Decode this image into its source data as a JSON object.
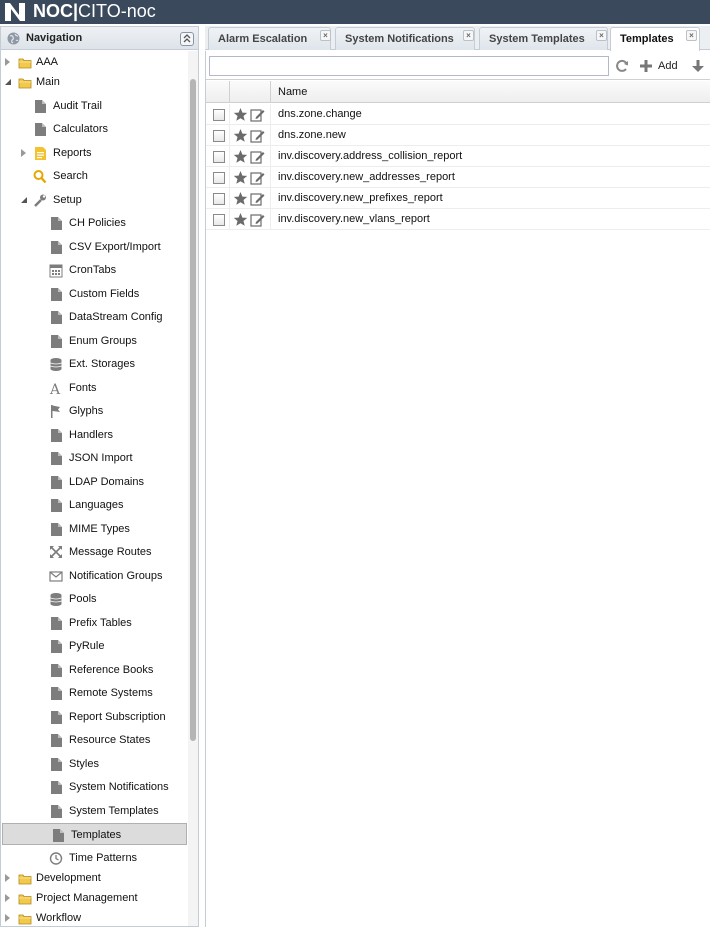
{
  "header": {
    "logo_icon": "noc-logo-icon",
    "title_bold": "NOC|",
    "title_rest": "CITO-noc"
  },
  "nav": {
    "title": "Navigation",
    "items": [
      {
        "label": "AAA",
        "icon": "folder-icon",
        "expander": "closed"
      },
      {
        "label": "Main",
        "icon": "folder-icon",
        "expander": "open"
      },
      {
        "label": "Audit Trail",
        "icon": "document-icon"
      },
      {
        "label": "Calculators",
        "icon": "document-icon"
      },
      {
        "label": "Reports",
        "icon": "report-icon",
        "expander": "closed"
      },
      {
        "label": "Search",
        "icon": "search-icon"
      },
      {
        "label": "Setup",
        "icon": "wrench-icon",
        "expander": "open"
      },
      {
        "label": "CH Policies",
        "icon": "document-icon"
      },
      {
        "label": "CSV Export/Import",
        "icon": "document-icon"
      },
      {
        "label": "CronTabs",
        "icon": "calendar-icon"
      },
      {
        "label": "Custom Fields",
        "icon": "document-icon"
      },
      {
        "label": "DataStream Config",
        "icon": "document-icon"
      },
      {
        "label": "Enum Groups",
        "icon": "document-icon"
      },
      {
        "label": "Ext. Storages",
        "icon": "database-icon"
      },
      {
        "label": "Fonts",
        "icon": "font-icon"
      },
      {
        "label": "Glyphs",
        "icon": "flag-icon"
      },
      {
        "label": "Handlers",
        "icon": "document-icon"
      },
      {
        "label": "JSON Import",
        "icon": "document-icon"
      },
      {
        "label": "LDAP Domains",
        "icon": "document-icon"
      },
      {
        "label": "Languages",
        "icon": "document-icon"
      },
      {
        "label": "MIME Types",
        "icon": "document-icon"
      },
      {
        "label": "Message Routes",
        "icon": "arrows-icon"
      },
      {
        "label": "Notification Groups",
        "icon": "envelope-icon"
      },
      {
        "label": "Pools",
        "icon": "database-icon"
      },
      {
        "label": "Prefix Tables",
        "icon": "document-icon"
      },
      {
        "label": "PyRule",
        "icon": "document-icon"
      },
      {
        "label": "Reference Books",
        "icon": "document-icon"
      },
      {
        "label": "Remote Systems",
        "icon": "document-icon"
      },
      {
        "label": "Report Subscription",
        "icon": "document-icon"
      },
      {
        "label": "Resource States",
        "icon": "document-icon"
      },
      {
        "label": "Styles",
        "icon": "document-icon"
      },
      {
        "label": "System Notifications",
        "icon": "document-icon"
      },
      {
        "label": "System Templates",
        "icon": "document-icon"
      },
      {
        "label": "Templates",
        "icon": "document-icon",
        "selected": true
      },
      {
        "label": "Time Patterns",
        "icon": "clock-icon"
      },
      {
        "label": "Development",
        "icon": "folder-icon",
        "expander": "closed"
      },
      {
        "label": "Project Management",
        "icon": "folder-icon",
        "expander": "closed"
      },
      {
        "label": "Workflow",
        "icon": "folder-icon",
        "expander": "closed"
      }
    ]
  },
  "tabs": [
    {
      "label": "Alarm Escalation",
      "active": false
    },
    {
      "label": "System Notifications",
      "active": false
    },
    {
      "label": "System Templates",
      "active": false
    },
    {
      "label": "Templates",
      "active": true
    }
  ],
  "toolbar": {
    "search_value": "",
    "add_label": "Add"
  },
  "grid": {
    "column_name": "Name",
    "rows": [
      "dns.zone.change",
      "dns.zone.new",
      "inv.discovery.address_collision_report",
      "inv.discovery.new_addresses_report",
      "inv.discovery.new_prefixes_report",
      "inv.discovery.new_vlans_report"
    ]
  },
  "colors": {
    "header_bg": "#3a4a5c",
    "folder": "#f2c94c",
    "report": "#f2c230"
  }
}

#### [BRIEF]
Quote the material in full and exactly; do not carry over its pictures.

#### [WORKED SOLUTION]
Decode this image into its source data as a JSON object.
{
  "header": {
    "logo_icon": "noc-logo-icon",
    "title_bold": "NOC|",
    "title_rest": "CITO-noc"
  },
  "nav": {
    "title": "Navigation",
    "items": [
      {
        "label": "AAA",
        "icon": "folder-icon",
        "expander": "closed"
      },
      {
        "label": "Main",
        "icon": "folder-icon",
        "expander": "open"
      },
      {
        "label": "Audit Trail",
        "icon": "document-icon"
      },
      {
        "label": "Calculators",
        "icon": "document-icon"
      },
      {
        "label": "Reports",
        "icon": "report-icon",
        "expander": "closed"
      },
      {
        "label": "Search",
        "icon": "search-icon"
      },
      {
        "label": "Setup",
        "icon": "wrench-icon",
        "expander": "open"
      },
      {
        "label": "CH Policies",
        "icon": "document-icon"
      },
      {
        "label": "CSV Export/Import",
        "icon": "document-icon"
      },
      {
        "label": "CronTabs",
        "icon": "calendar-icon"
      },
      {
        "label": "Custom Fields",
        "icon": "document-icon"
      },
      {
        "label": "DataStream Config",
        "icon": "document-icon"
      },
      {
        "label": "Enum Groups",
        "icon": "document-icon"
      },
      {
        "label": "Ext. Storages",
        "icon": "database-icon"
      },
      {
        "label": "Fonts",
        "icon": "font-icon"
      },
      {
        "label": "Glyphs",
        "icon": "flag-icon"
      },
      {
        "label": "Handlers",
        "icon": "document-icon"
      },
      {
        "label": "JSON Import",
        "icon": "document-icon"
      },
      {
        "label": "LDAP Domains",
        "icon": "document-icon"
      },
      {
        "label": "Languages",
        "icon": "document-icon"
      },
      {
        "label": "MIME Types",
        "icon": "document-icon"
      },
      {
        "label": "Message Routes",
        "icon": "arrows-icon"
      },
      {
        "label": "Notification Groups",
        "icon": "envelope-icon"
      },
      {
        "label": "Pools",
        "icon": "database-icon"
      },
      {
        "label": "Prefix Tables",
        "icon": "document-icon"
      },
      {
        "label": "PyRule",
        "icon": "document-icon"
      },
      {
        "label": "Reference Books",
        "icon": "document-icon"
      },
      {
        "label": "Remote Systems",
        "icon": "document-icon"
      },
      {
        "label": "Report Subscription",
        "icon": "document-icon"
      },
      {
        "label": "Resource States",
        "icon": "document-icon"
      },
      {
        "label": "Styles",
        "icon": "document-icon"
      },
      {
        "label": "System Notifications",
        "icon": "document-icon"
      },
      {
        "label": "System Templates",
        "icon": "document-icon"
      },
      {
        "label": "Templates",
        "icon": "document-icon",
        "selected": true
      },
      {
        "label": "Time Patterns",
        "icon": "clock-icon"
      },
      {
        "label": "Development",
        "icon": "folder-icon",
        "expander": "closed"
      },
      {
        "label": "Project Management",
        "icon": "folder-icon",
        "expander": "closed"
      },
      {
        "label": "Workflow",
        "icon": "folder-icon",
        "expander": "closed"
      }
    ]
  },
  "tabs": [
    {
      "label": "Alarm Escalation",
      "active": false
    },
    {
      "label": "System Notifications",
      "active": false
    },
    {
      "label": "System Templates",
      "active": false
    },
    {
      "label": "Templates",
      "active": true
    }
  ],
  "toolbar": {
    "search_value": "",
    "add_label": "Add"
  },
  "grid": {
    "column_name": "Name",
    "rows": [
      "dns.zone.change",
      "dns.zone.new",
      "inv.discovery.address_collision_report",
      "inv.discovery.new_addresses_report",
      "inv.discovery.new_prefixes_report",
      "inv.discovery.new_vlans_report"
    ]
  },
  "colors": {
    "header_bg": "#3a4a5c",
    "folder": "#f2c94c",
    "report": "#f2c230"
  }
}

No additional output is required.